PROVIDED ENTRIES:
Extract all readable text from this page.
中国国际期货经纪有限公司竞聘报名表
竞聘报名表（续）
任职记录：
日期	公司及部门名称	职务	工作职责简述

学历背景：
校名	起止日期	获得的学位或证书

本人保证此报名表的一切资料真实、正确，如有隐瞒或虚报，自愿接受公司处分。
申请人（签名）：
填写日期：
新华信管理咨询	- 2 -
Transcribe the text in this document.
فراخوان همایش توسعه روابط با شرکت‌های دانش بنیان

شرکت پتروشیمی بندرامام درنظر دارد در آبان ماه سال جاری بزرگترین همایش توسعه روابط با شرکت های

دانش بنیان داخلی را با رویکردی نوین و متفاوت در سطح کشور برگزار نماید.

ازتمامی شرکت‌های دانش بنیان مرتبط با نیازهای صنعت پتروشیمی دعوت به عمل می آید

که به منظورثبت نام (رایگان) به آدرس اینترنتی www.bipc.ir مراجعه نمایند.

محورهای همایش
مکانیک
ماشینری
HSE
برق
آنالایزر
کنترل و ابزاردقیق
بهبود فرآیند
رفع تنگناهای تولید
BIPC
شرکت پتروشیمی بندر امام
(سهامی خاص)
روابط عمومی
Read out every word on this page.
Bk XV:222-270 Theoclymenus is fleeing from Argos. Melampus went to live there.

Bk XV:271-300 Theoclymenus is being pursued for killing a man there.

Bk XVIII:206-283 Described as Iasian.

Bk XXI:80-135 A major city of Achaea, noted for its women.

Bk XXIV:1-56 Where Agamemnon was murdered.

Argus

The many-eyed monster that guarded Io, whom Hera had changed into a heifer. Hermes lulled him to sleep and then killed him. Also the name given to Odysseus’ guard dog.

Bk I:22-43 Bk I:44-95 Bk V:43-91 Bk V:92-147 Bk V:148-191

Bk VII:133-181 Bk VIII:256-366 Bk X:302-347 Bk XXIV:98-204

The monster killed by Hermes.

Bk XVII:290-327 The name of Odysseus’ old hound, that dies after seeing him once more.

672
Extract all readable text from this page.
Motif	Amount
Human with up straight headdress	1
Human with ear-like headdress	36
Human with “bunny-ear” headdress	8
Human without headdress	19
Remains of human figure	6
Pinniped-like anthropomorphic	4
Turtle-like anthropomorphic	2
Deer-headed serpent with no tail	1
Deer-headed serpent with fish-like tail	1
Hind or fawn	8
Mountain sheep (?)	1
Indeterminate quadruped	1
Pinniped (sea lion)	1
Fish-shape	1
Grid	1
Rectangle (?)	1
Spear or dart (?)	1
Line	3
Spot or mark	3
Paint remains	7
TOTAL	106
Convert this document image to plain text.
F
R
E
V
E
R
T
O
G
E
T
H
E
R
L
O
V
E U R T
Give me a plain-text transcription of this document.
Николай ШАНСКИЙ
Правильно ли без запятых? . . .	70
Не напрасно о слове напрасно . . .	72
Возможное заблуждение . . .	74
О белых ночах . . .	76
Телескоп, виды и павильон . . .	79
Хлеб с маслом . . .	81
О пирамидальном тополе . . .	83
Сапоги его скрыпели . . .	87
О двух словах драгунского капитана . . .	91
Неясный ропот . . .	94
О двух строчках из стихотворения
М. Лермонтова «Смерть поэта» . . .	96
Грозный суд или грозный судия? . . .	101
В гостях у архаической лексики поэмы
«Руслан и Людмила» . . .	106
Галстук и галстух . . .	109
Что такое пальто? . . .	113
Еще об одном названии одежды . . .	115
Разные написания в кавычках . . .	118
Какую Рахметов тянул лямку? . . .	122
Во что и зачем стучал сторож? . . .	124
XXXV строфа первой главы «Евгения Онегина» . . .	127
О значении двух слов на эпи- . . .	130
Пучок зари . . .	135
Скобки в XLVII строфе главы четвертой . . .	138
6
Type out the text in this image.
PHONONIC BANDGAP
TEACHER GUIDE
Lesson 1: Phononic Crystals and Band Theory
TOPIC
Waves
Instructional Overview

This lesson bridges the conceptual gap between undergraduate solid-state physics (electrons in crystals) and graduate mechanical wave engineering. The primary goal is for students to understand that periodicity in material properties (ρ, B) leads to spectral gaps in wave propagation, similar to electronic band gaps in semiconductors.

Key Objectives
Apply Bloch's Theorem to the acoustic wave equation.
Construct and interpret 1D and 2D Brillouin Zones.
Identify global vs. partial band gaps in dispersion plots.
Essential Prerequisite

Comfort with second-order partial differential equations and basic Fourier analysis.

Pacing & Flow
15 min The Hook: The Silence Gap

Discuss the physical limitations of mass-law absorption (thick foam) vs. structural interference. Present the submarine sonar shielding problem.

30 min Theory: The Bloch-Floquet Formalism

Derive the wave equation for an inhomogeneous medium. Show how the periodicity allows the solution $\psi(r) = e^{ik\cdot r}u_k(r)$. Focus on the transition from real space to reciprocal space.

AIM: Quote every entry exactly.

OUTPUT:
Extract all readable text from this page.
中国国际期货经纪有限公司竞聘报名表
竞聘报名表（续）
任职记录：
日期	公司及部门名称	职务	工作职责简述

学历背景：
校名	起止日期	获得的学位或证书

本人保证此报名表的一切资料真实、正确，如有隐瞒或虚报，自愿接受公司处分。
申请人（签名）：
填写日期：
新华信管理咨询	- 2 -
Transcribe the text in this document.
فراخوان همایش توسعه روابط با شرکت‌های دانش بنیان

شرکت پتروشیمی بندرامام درنظر دارد در آبان ماه سال جاری بزرگترین همایش توسعه روابط با شرکت های

دانش بنیان داخلی را با رویکردی نوین و متفاوت در سطح کشور برگزار نماید.

ازتمامی شرکت‌های دانش بنیان مرتبط با نیازهای صنعت پتروشیمی دعوت به عمل می آید

که به منظورثبت نام (رایگان) به آدرس اینترنتی www.bipc.ir مراجعه نمایند.

محورهای همایش
مکانیک
ماشینری
HSE
برق
آنالایزر
کنترل و ابزاردقیق
بهبود فرآیند
رفع تنگناهای تولید
BIPC
شرکت پتروشیمی بندر امام
(سهامی خاص)
روابط عمومی
Read out every word on this page.
Bk XV:222-270 Theoclymenus is fleeing from Argos. Melampus went to live there.

Bk XV:271-300 Theoclymenus is being pursued for killing a man there.

Bk XVIII:206-283 Described as Iasian.

Bk XXI:80-135 A major city of Achaea, noted for its women.

Bk XXIV:1-56 Where Agamemnon was murdered.

Argus

The many-eyed monster that guarded Io, whom Hera had changed into a heifer. Hermes lulled him to sleep and then killed him. Also the name given to Odysseus’ guard dog.

Bk I:22-43 Bk I:44-95 Bk V:43-91 Bk V:92-147 Bk V:148-191

Bk VII:133-181 Bk VIII:256-366 Bk X:302-347 Bk XXIV:98-204

The monster killed by Hermes.

Bk XVII:290-327 The name of Odysseus’ old hound, that dies after seeing him once more.

672
Extract all readable text from this page.
Motif	Amount
Human with up straight headdress	1
Human with ear-like headdress	36
Human with “bunny-ear” headdress	8
Human without headdress	19
Remains of human figure	6
Pinniped-like anthropomorphic	4
Turtle-like anthropomorphic	2
Deer-headed serpent with no tail	1
Deer-headed serpent with fish-like tail	1
Hind or fawn	8
Mountain sheep (?)	1
Indeterminate quadruped	1
Pinniped (sea lion)	1
Fish-shape	1
Grid	1
Rectangle (?)	1
Spear or dart (?)	1
Line	3
Spot or mark	3
Paint remains	7
TOTAL	106
Convert this document image to plain text.
F
R
E
V
E
R
T
O
G
E
T
H
E
R
L
O
V
E U R T
Give me a plain-text transcription of this document.
Николай ШАНСКИЙ
Правильно ли без запятых? . . .	70
Не напрасно о слове напрасно . . .	72
Возможное заблуждение . . .	74
О белых ночах . . .	76
Телескоп, виды и павильон . . .	79
Хлеб с маслом . . .	81
О пирамидальном тополе . . .	83
Сапоги его скрыпели . . .	87
О двух словах драгунского капитана . . .	91
Неясный ропот . . .	94
О двух строчках из стихотворения
М. Лермонтова «Смерть поэта» . . .	96
Грозный суд или грозный судия? . . .	101
В гостях у архаической лексики поэмы
«Руслан и Людмила» . . .	106
Галстук и галстух . . .	109
Что такое пальто? . . .	113
Еще об одном названии одежды . . .	115
Разные написания в кавычках . . .	118
Какую Рахметов тянул лямку? . . .	122
Во что и зачем стучал сторож? . . .	124
XXXV строфа первой главы «Евгения Онегина» . . .	127
О значении двух слов на эпи- . . .	130
Пучок зари . . .	135
Скобки в XLVII строфе главы четвертой . . .	138
6
Type out the text in this image.
PHONONIC BANDGAP
TEACHER GUIDE
Lesson 1: Phononic Crystals and Band Theory
TOPIC
Waves
Instructional Overview

This lesson bridges the conceptual gap between undergraduate solid-state physics (electrons in crystals) and graduate mechanical wave engineering. The primary goal is for students to understand that periodicity in material properties (ρ, B) leads to spectral gaps in wave propagation, similar to electronic band gaps in semiconductors.

Key Objectives
Apply Bloch's Theorem to the acoustic wave equation.
Construct and interpret 1D and 2D Brillouin Zones.
Identify global vs. partial band gaps in dispersion plots.
Essential Prerequisite

Comfort with second-order partial differential equations and basic Fourier analysis.

Pacing & Flow
15 min The Hook: The Silence Gap

Discuss the physical limitations of mass-law absorption (thick foam) vs. structural interference. Present the submarine sonar shielding problem.

30 min Theory: The Bloch-Floquet Formalism

Derive the wave equation for an inhomogeneous medium. Show how the periodicity allows the solution $\psi(r) = e^{ik\cdot r}u_k(r)$. Focus on the transition from real space to reciprocal space.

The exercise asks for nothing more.